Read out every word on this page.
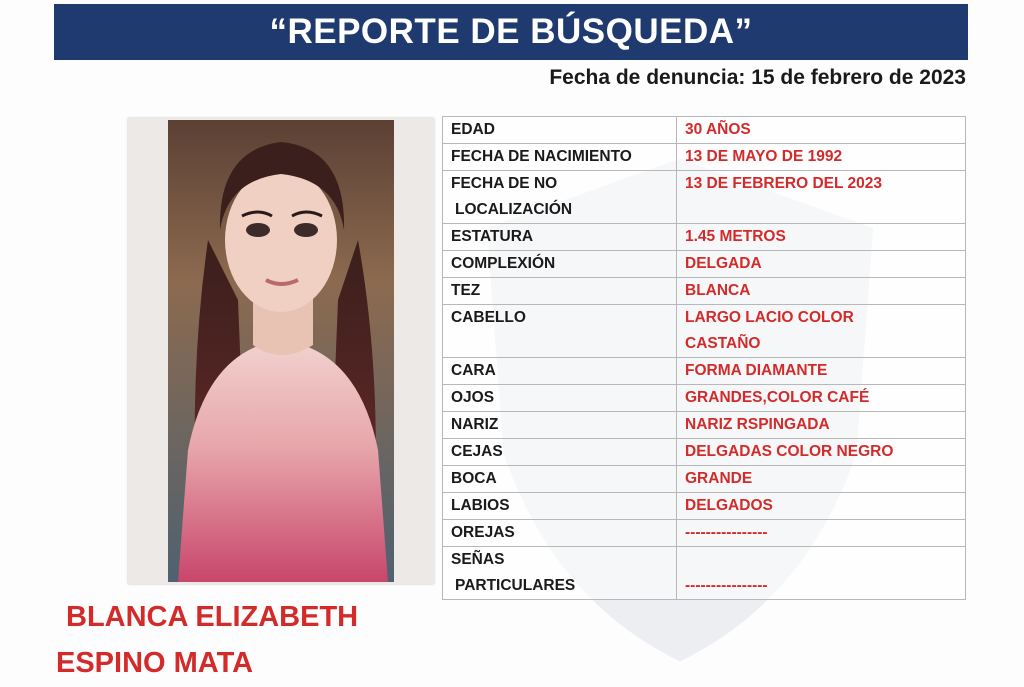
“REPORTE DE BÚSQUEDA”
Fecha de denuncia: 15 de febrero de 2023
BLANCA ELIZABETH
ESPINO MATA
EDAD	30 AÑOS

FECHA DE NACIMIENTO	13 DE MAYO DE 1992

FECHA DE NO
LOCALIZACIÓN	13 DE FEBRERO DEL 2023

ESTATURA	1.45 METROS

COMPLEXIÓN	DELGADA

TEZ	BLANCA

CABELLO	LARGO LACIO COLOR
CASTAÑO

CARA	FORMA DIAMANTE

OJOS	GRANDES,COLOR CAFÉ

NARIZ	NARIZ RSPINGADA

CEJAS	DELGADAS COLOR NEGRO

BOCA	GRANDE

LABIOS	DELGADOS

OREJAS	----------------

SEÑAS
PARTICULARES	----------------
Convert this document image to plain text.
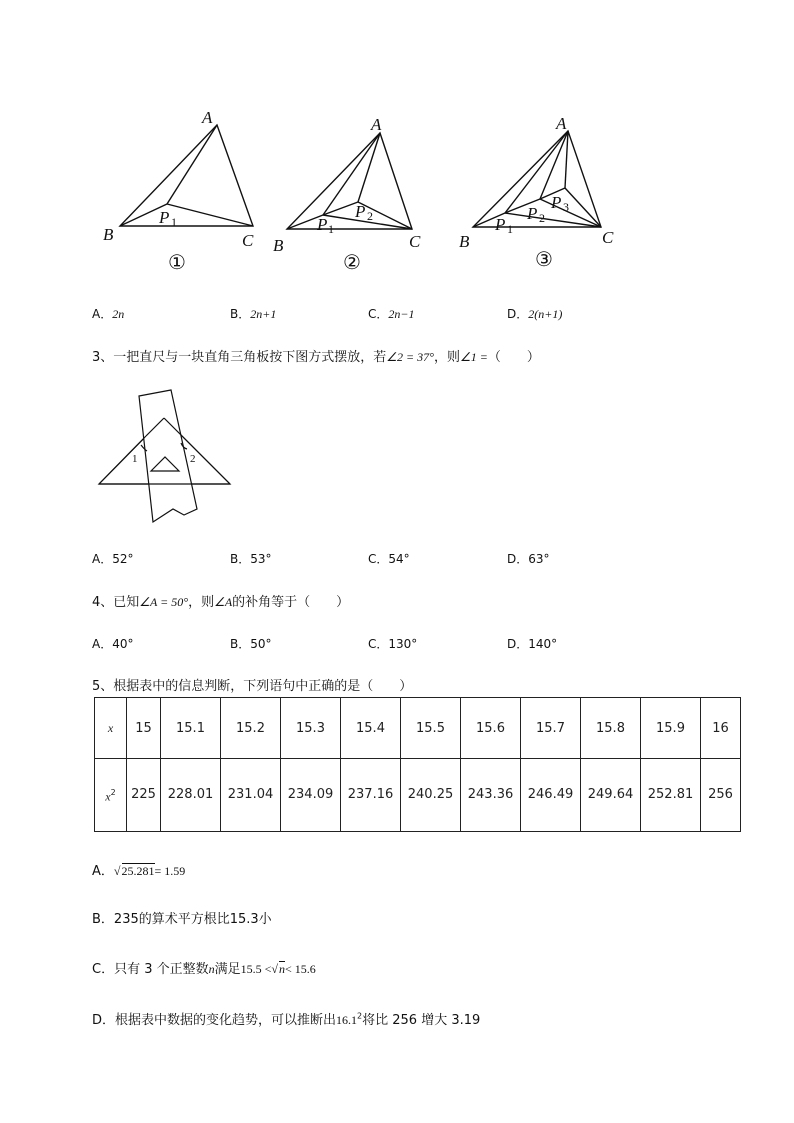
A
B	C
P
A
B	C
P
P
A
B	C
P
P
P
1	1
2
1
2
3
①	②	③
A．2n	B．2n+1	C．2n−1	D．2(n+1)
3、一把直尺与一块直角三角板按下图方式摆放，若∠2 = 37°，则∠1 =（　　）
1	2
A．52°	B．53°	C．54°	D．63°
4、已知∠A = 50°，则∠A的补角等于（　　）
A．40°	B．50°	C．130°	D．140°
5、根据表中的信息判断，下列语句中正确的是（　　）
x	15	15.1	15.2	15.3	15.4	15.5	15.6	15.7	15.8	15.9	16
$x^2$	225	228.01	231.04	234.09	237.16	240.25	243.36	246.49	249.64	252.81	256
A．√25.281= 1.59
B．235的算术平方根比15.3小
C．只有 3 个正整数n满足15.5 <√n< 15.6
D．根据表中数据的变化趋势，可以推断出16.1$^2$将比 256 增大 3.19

+===+

_WORK INSTRUCTIONS_
Your task is to set down the records shown above exactly, minus any pictures.

_TASK RESULT_
Read out every word on this page.
“REPORTE DE BÚSQUEDA”
Fecha de denuncia: 15 de febrero de 2023
BLANCA ELIZABETH
ESPINO MATA
EDAD	30 AÑOS

FECHA DE NACIMIENTO	13 DE MAYO DE 1992

FECHA DE NO
LOCALIZACIÓN	13 DE FEBRERO DEL 2023

ESTATURA	1.45 METROS

COMPLEXIÓN	DELGADA

TEZ	BLANCA

CABELLO	LARGO LACIO COLOR
CASTAÑO

CARA	FORMA DIAMANTE

OJOS	GRANDES,COLOR CAFÉ

NARIZ	NARIZ RSPINGADA

CEJAS	DELGADAS COLOR NEGRO

BOCA	GRANDE

LABIOS	DELGADOS

OREJAS	----------------

SEÑAS
PARTICULARES	----------------
Convert this document image to plain text.
A
B	C
P
A
B	C
P
P
A
B	C
P
P
P
1	1
2
1
2
3
①	②	③
A．2n	B．2n+1	C．2n−1	D．2(n+1)
3、一把直尺与一块直角三角板按下图方式摆放，若∠2 = 37°，则∠1 =（　　）
1	2
A．52°	B．53°	C．54°	D．63°
4、已知∠A = 50°，则∠A的补角等于（　　）
A．40°	B．50°	C．130°	D．140°
5、根据表中的信息判断，下列语句中正确的是（　　）
x	15	15.1	15.2	15.3	15.4	15.5	15.6	15.7	15.8	15.9	16
$x^2$	225	228.01	231.04	234.09	237.16	240.25	243.36	246.49	249.64	252.81	256
A．√25.281= 1.59
B．235的算术平方根比15.3小
C．只有 3 个正整数n满足15.5 <√n< 15.6
D．根据表中数据的变化趋势，可以推断出16.1$^2$将比 256 增大 3.19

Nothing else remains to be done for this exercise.